*WHAT YOU WILL DO*. From the entries below, pull out each line where "content" appears.
----
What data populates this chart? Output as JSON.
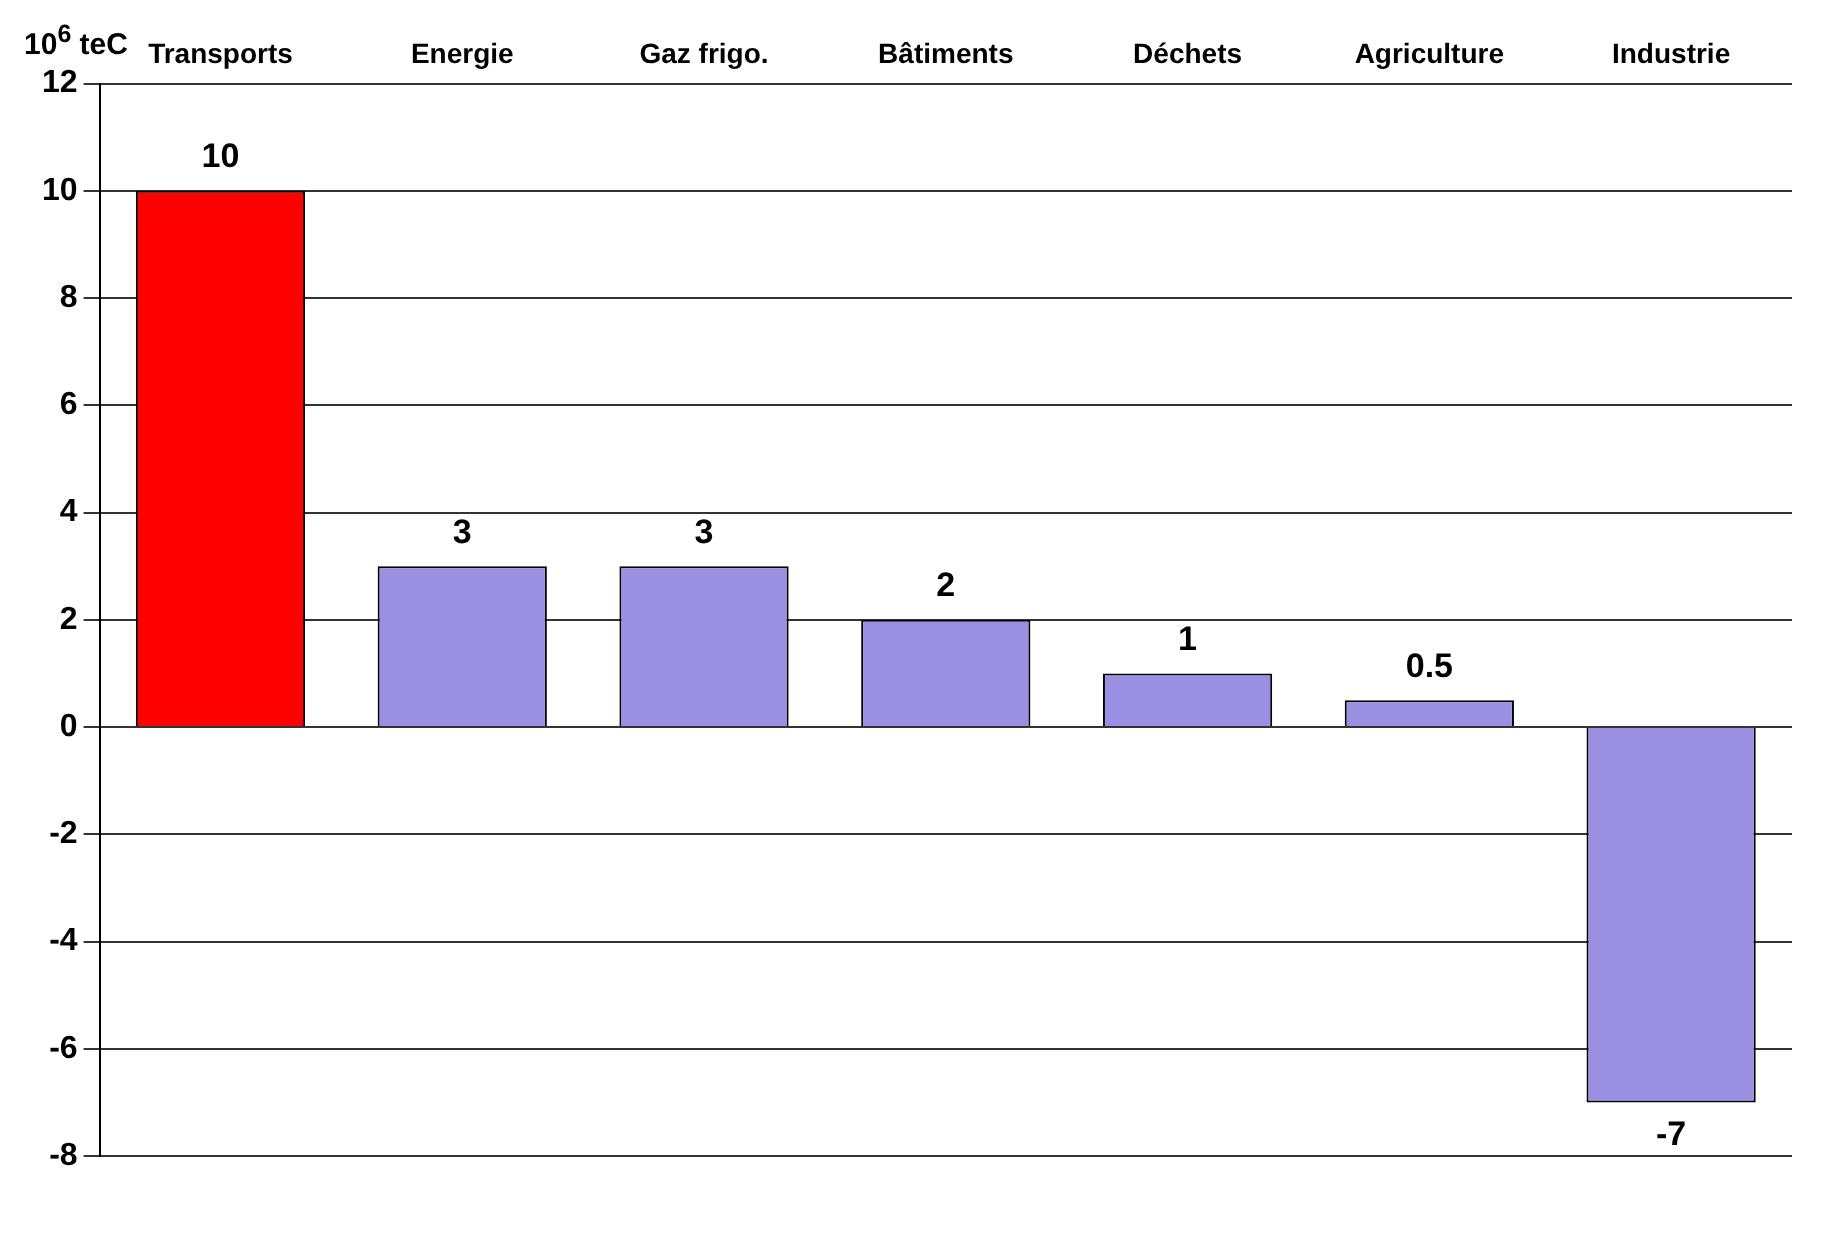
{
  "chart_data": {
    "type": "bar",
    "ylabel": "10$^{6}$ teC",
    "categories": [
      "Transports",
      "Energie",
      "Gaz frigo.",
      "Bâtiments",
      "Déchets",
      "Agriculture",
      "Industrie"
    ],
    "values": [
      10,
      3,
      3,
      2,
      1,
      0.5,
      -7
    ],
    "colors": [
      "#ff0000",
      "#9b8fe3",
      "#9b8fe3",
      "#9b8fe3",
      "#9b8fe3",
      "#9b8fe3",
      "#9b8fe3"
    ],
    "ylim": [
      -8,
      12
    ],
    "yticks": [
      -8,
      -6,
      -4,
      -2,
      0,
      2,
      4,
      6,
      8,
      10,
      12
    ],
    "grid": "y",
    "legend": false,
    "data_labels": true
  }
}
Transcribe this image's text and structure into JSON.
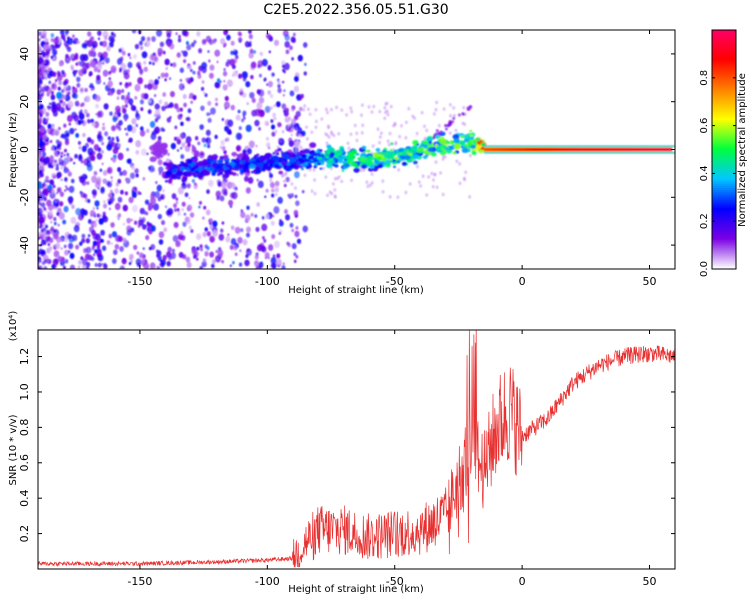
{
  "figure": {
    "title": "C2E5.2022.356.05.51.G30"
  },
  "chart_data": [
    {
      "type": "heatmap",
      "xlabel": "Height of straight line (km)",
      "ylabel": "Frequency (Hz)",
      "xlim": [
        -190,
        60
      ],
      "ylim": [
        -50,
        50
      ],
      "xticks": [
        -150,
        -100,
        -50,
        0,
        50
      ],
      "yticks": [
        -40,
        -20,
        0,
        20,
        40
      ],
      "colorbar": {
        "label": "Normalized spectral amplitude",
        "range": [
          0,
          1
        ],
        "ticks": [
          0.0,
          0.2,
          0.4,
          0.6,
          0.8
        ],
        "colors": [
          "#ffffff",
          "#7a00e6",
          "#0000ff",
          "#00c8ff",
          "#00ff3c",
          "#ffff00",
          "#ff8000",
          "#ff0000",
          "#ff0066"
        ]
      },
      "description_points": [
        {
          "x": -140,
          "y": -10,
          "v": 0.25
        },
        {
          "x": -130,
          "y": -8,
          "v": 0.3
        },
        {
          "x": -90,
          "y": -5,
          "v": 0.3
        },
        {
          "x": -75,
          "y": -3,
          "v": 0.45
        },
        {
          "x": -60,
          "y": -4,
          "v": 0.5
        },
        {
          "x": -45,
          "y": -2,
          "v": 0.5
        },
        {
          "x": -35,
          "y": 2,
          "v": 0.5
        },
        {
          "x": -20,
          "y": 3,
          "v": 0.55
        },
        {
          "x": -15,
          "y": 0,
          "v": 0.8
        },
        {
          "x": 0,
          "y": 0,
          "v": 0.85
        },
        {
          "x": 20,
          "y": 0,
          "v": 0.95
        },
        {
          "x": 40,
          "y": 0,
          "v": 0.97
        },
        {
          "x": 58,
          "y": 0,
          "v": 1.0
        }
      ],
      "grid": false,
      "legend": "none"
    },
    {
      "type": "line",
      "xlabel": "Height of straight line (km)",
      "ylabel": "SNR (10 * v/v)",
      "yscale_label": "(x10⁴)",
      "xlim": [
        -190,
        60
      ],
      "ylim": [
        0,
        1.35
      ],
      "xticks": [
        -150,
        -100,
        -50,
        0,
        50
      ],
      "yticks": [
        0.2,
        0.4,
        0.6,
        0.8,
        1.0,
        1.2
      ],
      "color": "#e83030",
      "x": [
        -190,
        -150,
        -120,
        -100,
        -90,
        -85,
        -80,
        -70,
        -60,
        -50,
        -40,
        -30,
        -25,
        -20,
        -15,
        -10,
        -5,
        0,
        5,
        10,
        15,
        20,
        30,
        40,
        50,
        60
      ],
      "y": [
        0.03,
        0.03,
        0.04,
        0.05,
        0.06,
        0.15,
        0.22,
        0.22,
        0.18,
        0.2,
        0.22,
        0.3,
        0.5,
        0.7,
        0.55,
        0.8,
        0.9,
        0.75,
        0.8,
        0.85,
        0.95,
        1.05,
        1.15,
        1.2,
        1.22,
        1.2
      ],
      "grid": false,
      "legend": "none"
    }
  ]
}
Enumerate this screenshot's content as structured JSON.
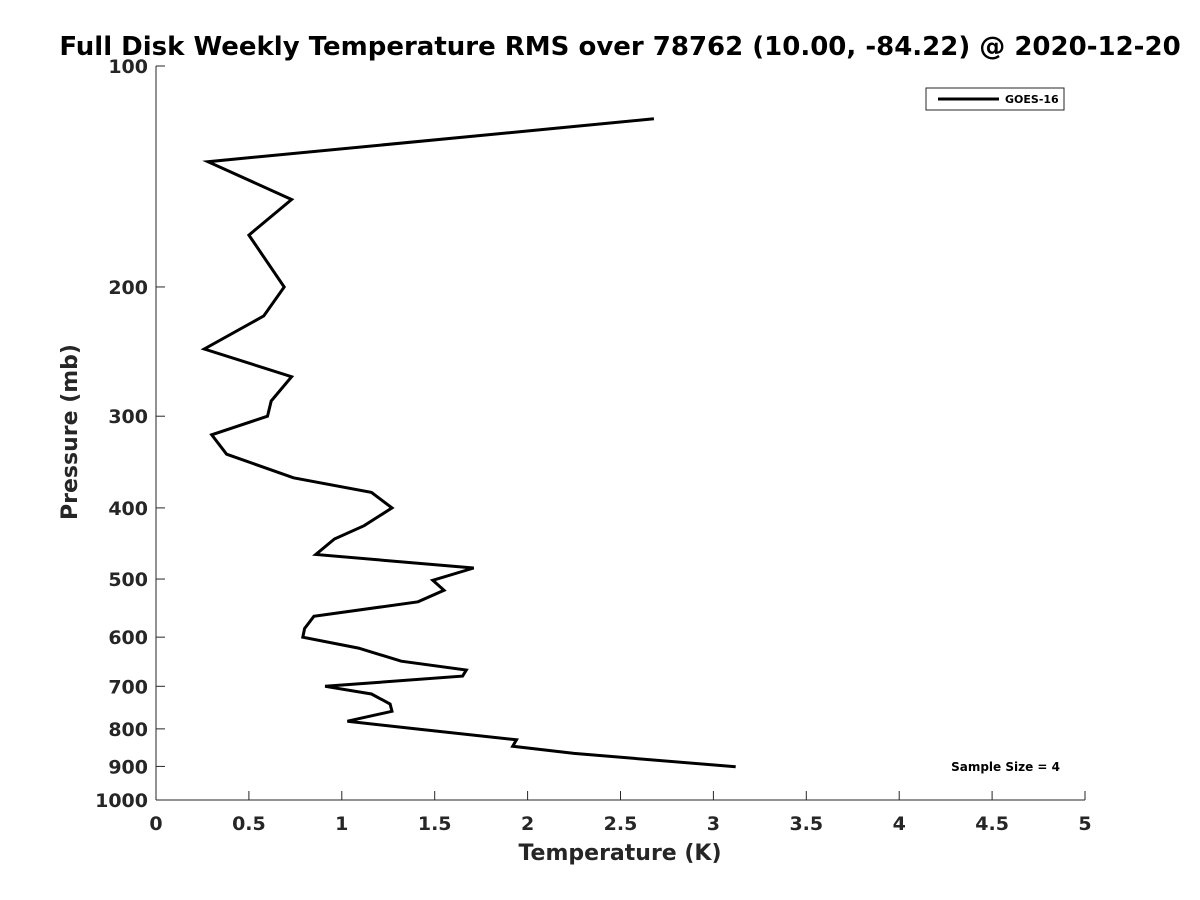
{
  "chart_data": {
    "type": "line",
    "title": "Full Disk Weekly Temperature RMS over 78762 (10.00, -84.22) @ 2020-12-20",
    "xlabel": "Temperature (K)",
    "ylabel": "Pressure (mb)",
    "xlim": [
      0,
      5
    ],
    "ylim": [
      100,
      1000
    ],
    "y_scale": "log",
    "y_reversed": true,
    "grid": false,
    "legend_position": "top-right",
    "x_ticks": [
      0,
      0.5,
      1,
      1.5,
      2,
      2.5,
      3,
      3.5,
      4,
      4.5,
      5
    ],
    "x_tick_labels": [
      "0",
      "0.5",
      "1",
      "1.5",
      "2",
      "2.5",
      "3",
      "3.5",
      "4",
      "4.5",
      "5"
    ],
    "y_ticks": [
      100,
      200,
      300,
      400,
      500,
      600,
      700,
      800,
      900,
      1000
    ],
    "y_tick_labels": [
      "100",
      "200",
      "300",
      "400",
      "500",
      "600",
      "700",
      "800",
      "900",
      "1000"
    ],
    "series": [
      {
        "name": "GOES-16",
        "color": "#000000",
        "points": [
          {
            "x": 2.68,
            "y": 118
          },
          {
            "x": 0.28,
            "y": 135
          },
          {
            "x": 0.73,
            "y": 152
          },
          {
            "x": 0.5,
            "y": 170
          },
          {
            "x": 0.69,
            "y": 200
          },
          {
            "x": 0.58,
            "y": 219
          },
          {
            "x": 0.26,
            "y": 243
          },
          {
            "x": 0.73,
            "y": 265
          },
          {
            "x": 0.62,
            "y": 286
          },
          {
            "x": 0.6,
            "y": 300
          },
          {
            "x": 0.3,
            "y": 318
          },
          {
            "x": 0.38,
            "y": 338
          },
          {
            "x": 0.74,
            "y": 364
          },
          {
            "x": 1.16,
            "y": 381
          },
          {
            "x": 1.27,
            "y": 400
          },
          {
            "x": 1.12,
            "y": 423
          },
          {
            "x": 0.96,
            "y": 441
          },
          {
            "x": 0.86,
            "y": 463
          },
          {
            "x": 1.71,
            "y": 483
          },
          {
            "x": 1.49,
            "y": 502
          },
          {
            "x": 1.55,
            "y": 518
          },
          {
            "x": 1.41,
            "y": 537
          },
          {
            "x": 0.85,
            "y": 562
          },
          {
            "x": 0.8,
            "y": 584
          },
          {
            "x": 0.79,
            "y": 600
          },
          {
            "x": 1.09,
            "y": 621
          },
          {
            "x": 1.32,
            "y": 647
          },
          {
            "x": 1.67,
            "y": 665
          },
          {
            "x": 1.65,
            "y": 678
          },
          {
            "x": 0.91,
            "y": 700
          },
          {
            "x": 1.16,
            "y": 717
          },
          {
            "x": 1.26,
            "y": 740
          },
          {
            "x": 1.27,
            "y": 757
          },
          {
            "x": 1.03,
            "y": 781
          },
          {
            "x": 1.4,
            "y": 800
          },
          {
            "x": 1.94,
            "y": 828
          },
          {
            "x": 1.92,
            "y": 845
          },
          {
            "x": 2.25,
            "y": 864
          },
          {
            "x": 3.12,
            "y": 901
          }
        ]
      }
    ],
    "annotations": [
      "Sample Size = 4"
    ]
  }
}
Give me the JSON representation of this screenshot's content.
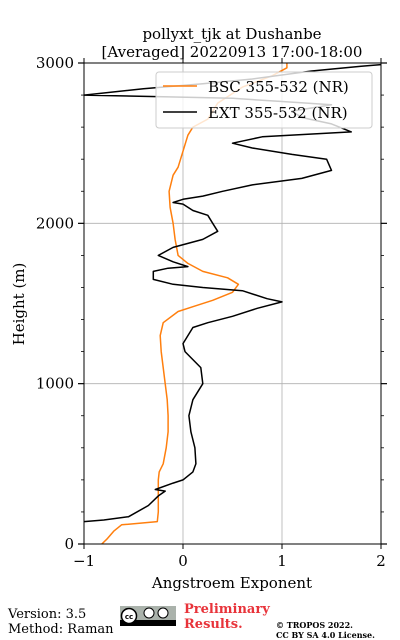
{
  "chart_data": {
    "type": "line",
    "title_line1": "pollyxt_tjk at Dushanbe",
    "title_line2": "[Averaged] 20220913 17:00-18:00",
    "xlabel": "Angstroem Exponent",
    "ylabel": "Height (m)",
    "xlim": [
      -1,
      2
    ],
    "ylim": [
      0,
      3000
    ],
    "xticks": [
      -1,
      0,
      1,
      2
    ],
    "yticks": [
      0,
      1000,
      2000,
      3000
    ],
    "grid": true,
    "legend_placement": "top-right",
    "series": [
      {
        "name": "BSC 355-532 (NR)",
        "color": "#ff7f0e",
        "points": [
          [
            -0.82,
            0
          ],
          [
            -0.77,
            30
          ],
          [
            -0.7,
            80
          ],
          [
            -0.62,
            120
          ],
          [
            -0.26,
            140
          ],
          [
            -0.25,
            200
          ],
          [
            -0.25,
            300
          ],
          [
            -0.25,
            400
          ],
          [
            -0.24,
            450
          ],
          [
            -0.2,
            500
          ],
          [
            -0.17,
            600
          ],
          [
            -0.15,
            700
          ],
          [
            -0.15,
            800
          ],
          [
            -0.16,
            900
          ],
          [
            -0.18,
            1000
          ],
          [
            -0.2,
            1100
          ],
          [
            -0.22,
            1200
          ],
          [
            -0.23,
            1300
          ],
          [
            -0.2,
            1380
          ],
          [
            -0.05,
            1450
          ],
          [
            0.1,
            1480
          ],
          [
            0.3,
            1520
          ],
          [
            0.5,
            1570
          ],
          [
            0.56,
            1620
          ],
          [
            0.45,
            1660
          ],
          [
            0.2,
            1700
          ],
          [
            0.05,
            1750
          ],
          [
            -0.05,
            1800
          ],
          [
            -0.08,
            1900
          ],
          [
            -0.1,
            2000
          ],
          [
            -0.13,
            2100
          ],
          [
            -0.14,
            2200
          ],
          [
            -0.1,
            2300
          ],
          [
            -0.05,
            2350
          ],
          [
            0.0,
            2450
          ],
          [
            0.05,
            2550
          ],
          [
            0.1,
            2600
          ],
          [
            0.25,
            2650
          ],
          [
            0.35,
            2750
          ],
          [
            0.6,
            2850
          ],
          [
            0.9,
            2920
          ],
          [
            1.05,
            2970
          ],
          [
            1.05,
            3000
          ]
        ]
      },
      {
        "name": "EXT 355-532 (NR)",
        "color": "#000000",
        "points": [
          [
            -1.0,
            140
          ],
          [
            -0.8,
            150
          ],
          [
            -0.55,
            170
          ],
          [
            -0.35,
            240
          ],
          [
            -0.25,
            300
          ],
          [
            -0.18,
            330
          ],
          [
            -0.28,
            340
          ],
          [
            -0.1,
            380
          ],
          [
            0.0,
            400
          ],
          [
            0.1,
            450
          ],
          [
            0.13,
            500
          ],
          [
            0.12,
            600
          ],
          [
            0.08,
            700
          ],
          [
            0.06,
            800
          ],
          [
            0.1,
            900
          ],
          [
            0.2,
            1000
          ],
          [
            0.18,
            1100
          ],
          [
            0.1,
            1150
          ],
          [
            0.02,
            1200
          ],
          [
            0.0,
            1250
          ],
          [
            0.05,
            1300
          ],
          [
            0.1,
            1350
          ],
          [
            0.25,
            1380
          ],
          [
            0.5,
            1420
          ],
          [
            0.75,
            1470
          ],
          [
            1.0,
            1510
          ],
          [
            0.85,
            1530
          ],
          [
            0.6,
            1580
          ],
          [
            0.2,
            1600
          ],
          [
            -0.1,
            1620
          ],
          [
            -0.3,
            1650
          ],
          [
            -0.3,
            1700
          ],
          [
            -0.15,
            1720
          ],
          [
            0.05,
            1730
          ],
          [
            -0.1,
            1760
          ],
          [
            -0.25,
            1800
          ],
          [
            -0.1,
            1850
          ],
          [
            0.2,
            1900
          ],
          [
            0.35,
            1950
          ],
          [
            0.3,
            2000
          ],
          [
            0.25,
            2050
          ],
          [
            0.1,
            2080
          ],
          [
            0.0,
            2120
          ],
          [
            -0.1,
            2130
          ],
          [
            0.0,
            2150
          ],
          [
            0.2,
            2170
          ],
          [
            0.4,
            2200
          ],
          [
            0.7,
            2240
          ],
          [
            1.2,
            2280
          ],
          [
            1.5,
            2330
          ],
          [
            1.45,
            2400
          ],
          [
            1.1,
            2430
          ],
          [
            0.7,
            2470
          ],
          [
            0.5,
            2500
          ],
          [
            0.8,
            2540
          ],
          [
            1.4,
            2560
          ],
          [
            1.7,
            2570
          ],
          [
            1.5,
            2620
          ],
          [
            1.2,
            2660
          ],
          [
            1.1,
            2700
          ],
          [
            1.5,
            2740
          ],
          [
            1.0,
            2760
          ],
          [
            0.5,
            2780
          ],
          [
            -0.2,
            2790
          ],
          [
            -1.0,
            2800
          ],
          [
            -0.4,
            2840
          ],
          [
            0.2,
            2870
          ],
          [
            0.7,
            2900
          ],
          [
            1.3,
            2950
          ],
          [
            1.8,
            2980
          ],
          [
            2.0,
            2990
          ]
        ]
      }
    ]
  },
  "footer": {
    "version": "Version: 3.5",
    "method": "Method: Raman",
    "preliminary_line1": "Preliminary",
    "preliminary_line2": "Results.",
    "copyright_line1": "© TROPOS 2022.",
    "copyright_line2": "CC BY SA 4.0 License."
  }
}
----
*OUTPUT FOR THIS EXERCISE*.
Enumerate this screenshot's content as structured JSON.
Give me the JSON representation of this screenshot's content.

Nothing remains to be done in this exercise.